====== Given entries

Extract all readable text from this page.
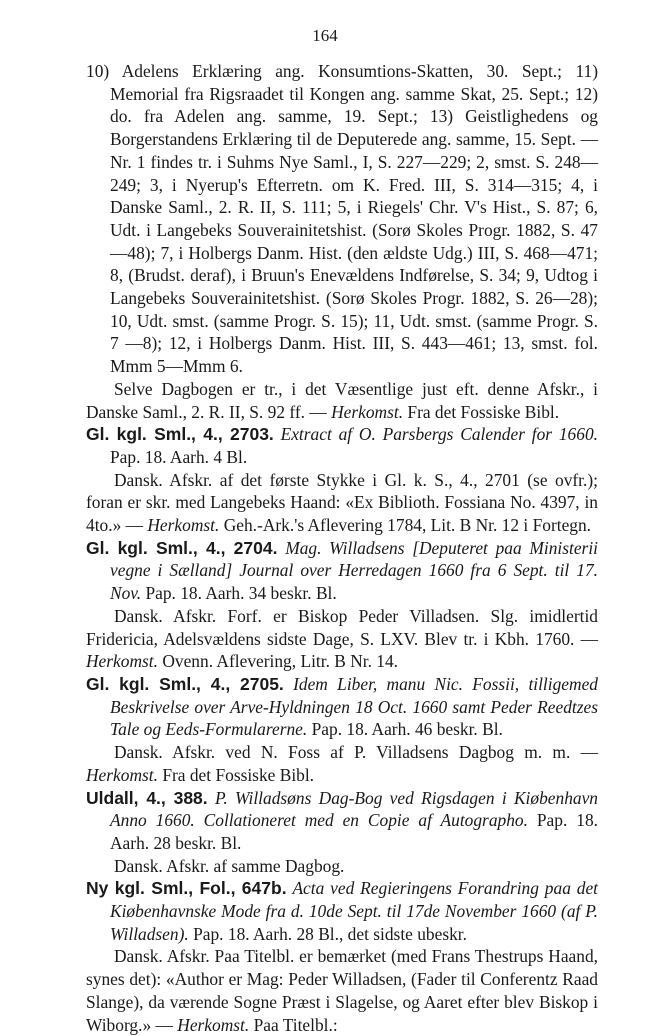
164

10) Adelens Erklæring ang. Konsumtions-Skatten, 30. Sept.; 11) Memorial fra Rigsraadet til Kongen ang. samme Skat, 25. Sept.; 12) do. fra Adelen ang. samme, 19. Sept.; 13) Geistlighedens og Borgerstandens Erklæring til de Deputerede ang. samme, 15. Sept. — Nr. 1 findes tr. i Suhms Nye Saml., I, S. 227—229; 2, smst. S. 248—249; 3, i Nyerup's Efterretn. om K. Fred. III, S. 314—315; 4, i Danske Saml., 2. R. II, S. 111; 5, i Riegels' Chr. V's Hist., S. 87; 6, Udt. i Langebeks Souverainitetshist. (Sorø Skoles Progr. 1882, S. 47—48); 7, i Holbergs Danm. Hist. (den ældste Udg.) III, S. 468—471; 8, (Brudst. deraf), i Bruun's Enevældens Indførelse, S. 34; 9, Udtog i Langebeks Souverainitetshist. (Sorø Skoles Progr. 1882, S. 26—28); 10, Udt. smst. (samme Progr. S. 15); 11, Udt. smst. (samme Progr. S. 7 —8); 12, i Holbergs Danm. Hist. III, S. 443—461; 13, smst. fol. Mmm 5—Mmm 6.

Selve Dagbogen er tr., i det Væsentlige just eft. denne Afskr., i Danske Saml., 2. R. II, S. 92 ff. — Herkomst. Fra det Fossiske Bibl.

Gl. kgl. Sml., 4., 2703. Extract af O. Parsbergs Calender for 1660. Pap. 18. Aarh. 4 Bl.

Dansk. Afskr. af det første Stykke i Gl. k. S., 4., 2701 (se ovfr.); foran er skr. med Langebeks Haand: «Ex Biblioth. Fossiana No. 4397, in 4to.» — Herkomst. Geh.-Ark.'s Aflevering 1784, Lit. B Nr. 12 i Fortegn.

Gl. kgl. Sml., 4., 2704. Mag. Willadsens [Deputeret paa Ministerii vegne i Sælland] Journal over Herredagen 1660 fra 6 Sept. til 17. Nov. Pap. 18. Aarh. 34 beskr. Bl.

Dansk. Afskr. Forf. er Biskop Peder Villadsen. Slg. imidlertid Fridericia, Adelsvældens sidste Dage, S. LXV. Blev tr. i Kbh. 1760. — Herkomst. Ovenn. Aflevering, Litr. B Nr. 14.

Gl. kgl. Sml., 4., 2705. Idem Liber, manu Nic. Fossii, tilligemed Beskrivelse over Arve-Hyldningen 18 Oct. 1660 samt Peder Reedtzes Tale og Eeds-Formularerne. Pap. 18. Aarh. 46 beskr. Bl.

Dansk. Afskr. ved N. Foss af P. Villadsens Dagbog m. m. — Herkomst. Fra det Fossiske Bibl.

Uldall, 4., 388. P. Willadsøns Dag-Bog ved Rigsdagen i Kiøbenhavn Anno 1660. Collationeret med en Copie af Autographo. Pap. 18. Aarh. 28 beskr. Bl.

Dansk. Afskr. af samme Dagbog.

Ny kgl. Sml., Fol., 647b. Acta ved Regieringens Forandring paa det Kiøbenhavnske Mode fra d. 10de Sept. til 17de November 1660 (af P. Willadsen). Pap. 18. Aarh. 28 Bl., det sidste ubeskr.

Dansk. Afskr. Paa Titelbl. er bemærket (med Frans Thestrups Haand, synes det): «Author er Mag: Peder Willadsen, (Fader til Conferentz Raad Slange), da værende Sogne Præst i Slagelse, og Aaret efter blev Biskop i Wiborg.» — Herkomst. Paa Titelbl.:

============

Task details:
Print the records word for word and exclude any picture they hold.

Complete output:
Extract all readable text from this page.
164

10) Adelens Erklæring ang. Konsumtions-Skatten, 30. Sept.; 11) Memorial fra Rigsraadet til Kongen ang. samme Skat, 25. Sept.; 12) do. fra Adelen ang. samme, 19. Sept.; 13) Geistlighedens og Borgerstandens Erklæring til de Deputerede ang. samme, 15. Sept. — Nr. 1 findes tr. i Suhms Nye Saml., I, S. 227—229; 2, smst. S. 248—249; 3, i Nyerup's Efterretn. om K. Fred. III, S. 314—315; 4, i Danske Saml., 2. R. II, S. 111; 5, i Riegels' Chr. V's Hist., S. 87; 6, Udt. i Langebeks Souverainitetshist. (Sorø Skoles Progr. 1882, S. 47—48); 7, i Holbergs Danm. Hist. (den ældste Udg.) III, S. 468—471; 8, (Brudst. deraf), i Bruun's Enevældens Indførelse, S. 34; 9, Udtog i Langebeks Souverainitetshist. (Sorø Skoles Progr. 1882, S. 26—28); 10, Udt. smst. (samme Progr. S. 15); 11, Udt. smst. (samme Progr. S. 7 —8); 12, i Holbergs Danm. Hist. III, S. 443—461; 13, smst. fol. Mmm 5—Mmm 6.

Selve Dagbogen er tr., i det Væsentlige just eft. denne Afskr., i Danske Saml., 2. R. II, S. 92 ff. — Herkomst. Fra det Fossiske Bibl.

Gl. kgl. Sml., 4., 2703. Extract af O. Parsbergs Calender for 1660. Pap. 18. Aarh. 4 Bl.

Dansk. Afskr. af det første Stykke i Gl. k. S., 4., 2701 (se ovfr.); foran er skr. med Langebeks Haand: «Ex Biblioth. Fossiana No. 4397, in 4to.» — Herkomst. Geh.-Ark.'s Aflevering 1784, Lit. B Nr. 12 i Fortegn.

Gl. kgl. Sml., 4., 2704. Mag. Willadsens [Deputeret paa Ministerii vegne i Sælland] Journal over Herredagen 1660 fra 6 Sept. til 17. Nov. Pap. 18. Aarh. 34 beskr. Bl.

Dansk. Afskr. Forf. er Biskop Peder Villadsen. Slg. imidlertid Fridericia, Adelsvældens sidste Dage, S. LXV. Blev tr. i Kbh. 1760. — Herkomst. Ovenn. Aflevering, Litr. B Nr. 14.

Gl. kgl. Sml., 4., 2705. Idem Liber, manu Nic. Fossii, tilligemed Beskrivelse over Arve-Hyldningen 18 Oct. 1660 samt Peder Reedtzes Tale og Eeds-Formularerne. Pap. 18. Aarh. 46 beskr. Bl.

Dansk. Afskr. ved N. Foss af P. Villadsens Dagbog m. m. — Herkomst. Fra det Fossiske Bibl.

Uldall, 4., 388. P. Willadsøns Dag-Bog ved Rigsdagen i Kiøbenhavn Anno 1660. Collationeret med en Copie af Autographo. Pap. 18. Aarh. 28 beskr. Bl.

Dansk. Afskr. af samme Dagbog.

Ny kgl. Sml., Fol., 647b. Acta ved Regieringens Forandring paa det Kiøbenhavnske Mode fra d. 10de Sept. til 17de November 1660 (af P. Willadsen). Pap. 18. Aarh. 28 Bl., det sidste ubeskr.

Dansk. Afskr. Paa Titelbl. er bemærket (med Frans Thestrups Haand, synes det): «Author er Mag: Peder Willadsen, (Fader til Conferentz Raad Slange), da værende Sogne Præst i Slagelse, og Aaret efter blev Biskop i Wiborg.» — Herkomst. Paa Titelbl.:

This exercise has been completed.